§ PROBLEM TO SOLVE
Find each line holding "label" and copy it out.
— BEGIN LISTED RECORDS —
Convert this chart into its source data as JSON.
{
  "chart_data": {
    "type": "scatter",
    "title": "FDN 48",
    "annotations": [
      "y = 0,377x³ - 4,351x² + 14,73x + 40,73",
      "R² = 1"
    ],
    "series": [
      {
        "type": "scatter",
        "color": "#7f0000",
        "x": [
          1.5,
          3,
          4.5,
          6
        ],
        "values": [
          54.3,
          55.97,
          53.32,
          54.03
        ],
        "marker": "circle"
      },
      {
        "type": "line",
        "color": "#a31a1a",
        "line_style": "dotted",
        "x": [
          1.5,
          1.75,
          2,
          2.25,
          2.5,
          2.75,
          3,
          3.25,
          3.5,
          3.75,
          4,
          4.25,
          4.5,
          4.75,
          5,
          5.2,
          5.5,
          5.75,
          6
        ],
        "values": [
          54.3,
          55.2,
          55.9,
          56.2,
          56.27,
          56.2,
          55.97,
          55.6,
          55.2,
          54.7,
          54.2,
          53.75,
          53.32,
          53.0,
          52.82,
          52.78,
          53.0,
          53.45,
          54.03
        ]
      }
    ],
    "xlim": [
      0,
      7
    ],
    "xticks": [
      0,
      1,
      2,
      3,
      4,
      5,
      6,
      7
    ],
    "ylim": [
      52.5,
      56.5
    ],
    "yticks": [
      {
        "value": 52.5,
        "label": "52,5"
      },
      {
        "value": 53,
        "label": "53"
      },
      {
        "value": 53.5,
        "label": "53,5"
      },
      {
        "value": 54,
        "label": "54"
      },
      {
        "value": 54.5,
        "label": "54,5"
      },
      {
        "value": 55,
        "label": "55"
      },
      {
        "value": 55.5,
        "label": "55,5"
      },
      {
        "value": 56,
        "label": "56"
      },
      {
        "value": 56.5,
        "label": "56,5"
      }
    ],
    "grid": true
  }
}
— END LISTED RECORDS —
§ RESPONSE BELOW
        "label": "52,5"
        "label": "53"
        "label": "53,5"
        "label": "54"
        "label": "54,5"
        "label": "55"
        "label": "55,5"
        "label": "56"
        "label": "56,5"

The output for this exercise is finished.